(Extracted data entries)
* * * * * * *

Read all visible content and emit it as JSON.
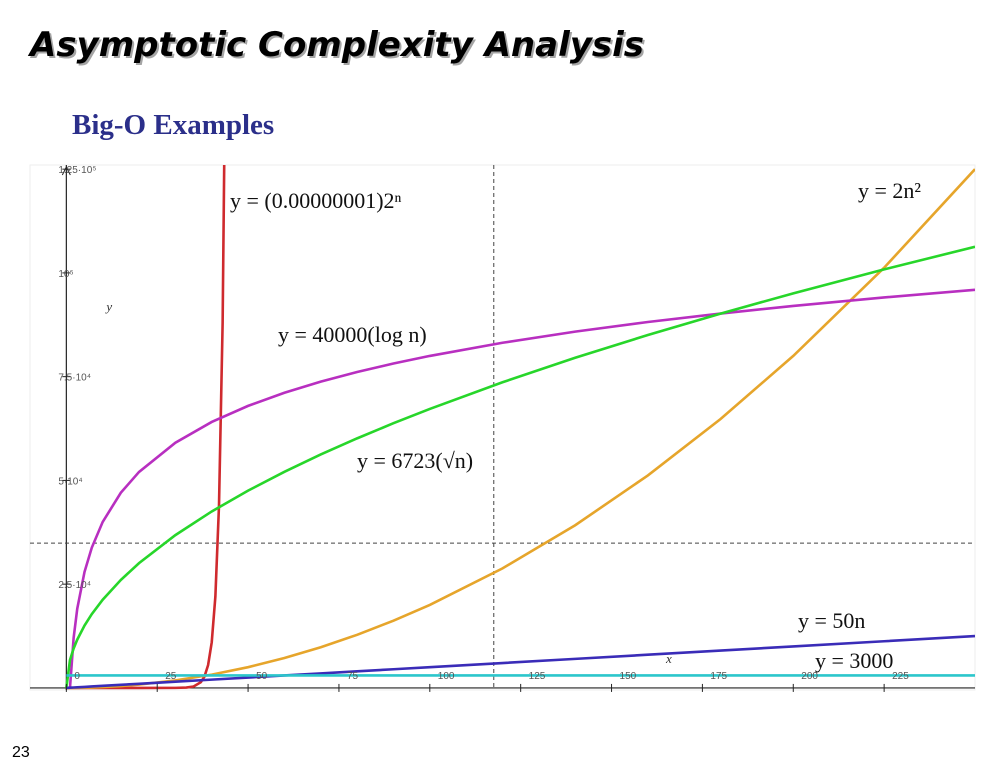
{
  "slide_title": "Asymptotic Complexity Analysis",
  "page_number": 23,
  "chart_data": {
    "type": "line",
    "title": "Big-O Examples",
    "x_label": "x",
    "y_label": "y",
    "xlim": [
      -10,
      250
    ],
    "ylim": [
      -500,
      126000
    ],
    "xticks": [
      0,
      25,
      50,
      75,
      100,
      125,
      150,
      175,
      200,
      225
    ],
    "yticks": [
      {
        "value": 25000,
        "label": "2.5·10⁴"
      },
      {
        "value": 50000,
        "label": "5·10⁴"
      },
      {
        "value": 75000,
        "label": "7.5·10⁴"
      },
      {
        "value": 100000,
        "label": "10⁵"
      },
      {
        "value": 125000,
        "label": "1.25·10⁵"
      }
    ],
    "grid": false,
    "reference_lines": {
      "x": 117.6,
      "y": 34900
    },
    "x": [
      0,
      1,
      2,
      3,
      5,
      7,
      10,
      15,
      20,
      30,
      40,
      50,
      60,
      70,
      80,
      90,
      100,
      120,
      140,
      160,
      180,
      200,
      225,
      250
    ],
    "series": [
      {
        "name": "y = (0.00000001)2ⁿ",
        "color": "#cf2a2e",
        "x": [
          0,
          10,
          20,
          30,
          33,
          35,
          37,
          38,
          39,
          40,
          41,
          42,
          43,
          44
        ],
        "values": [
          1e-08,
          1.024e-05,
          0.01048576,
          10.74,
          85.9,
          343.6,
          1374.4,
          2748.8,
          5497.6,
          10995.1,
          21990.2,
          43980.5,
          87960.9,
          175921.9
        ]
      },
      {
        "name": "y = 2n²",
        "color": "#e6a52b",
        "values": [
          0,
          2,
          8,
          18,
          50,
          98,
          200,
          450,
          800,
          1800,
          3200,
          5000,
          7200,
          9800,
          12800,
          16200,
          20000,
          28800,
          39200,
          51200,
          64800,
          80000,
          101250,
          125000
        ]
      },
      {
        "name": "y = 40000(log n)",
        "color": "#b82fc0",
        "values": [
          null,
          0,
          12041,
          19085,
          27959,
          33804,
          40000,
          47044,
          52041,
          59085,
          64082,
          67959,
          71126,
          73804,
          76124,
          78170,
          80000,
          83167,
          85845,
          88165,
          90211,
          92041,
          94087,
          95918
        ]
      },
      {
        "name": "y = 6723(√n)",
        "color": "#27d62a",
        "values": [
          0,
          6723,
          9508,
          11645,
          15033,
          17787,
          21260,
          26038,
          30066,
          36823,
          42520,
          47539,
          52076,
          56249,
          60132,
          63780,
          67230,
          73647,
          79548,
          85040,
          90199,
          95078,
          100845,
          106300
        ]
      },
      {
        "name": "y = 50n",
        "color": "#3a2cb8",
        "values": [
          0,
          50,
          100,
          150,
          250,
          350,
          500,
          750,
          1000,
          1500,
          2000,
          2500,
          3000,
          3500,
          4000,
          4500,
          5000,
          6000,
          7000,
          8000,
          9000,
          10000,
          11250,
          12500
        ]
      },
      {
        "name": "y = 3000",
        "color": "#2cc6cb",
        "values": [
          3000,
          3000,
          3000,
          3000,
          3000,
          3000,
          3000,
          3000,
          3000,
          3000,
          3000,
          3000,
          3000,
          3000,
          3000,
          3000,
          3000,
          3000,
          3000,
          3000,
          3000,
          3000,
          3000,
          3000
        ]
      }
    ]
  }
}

* * * * * * *

> **WHAT YOU NEED TO DO**:
Wherever a line in the data above holds "color", copy that line.

> **SOLUTION**:
        "color": "#cf2a2e",
        "color": "#e6a52b",
        "color": "#b82fc0",
        "color": "#27d62a",
        "color": "#3a2cb8",
        "color": "#2cc6cb",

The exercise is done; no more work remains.